** Start **
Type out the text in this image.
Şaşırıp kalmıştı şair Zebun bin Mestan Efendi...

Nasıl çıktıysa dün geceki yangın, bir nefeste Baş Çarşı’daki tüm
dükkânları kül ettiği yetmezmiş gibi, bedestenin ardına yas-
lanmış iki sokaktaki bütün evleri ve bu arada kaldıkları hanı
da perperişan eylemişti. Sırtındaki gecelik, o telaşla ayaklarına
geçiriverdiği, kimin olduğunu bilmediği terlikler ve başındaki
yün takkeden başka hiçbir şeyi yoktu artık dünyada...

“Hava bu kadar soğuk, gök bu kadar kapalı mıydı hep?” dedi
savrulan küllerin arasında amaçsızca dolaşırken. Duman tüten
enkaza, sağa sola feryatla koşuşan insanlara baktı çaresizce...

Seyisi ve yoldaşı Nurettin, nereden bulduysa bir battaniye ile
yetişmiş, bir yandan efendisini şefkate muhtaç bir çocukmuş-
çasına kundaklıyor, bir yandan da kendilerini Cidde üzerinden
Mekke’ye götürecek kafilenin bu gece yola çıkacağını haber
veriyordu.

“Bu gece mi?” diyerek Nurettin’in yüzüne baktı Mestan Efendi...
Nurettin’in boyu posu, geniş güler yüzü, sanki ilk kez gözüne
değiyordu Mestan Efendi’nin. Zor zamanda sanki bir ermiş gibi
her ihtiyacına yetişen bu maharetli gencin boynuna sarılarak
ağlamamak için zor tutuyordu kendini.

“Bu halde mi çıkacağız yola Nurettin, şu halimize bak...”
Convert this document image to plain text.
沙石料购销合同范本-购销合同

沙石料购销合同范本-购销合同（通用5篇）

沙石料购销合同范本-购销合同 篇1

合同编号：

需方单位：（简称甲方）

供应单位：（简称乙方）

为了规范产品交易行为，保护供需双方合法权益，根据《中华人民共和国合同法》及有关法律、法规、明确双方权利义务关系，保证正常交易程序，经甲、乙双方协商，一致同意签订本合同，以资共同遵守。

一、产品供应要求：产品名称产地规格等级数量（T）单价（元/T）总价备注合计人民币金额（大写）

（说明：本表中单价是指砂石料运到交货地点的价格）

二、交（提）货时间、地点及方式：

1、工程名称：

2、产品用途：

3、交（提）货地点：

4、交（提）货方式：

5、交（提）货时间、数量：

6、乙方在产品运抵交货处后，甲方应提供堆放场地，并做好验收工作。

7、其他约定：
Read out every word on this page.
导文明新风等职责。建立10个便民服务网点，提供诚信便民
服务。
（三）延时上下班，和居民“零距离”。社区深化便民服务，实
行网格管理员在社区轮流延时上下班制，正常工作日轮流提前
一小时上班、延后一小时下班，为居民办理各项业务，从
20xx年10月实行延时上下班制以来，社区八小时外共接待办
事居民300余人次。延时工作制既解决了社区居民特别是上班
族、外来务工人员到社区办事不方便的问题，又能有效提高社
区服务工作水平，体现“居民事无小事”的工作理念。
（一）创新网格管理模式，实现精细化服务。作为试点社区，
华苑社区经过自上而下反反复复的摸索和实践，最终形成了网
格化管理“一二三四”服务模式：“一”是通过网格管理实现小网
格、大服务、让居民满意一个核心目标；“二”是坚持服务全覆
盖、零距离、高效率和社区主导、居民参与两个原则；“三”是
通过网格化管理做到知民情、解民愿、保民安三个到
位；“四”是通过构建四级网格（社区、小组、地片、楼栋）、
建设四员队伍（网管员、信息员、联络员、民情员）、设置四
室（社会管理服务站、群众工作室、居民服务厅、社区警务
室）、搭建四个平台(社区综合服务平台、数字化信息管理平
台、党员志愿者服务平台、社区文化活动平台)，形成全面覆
** End **
* Goal
All lines from the one containing "Read out every word on this page." through the end of the records, both ends included, are to be quoted exactly; please add nothing else.

* Correct result
Read out every word on this page.
导文明新风等职责。建立10个便民服务网点，提供诚信便民
服务。
（三）延时上下班，和居民“零距离”。社区深化便民服务，实
行网格管理员在社区轮流延时上下班制，正常工作日轮流提前
一小时上班、延后一小时下班，为居民办理各项业务，从
20xx年10月实行延时上下班制以来，社区八小时外共接待办
事居民300余人次。延时工作制既解决了社区居民特别是上班
族、外来务工人员到社区办事不方便的问题，又能有效提高社
区服务工作水平，体现“居民事无小事”的工作理念。
（一）创新网格管理模式，实现精细化服务。作为试点社区，
华苑社区经过自上而下反反复复的摸索和实践，最终形成了网
格化管理“一二三四”服务模式：“一”是通过网格管理实现小网
格、大服务、让居民满意一个核心目标；“二”是坚持服务全覆
盖、零距离、高效率和社区主导、居民参与两个原则；“三”是
通过网格化管理做到知民情、解民愿、保民安三个到
位；“四”是通过构建四级网格（社区、小组、地片、楼栋）、
建设四员队伍（网管员、信息员、联络员、民情员）、设置四
室（社会管理服务站、群众工作室、居民服务厅、社区警务
室）、搭建四个平台(社区综合服务平台、数字化信息管理平
台、党员志愿者服务平台、社区文化活动平台)，形成全面覆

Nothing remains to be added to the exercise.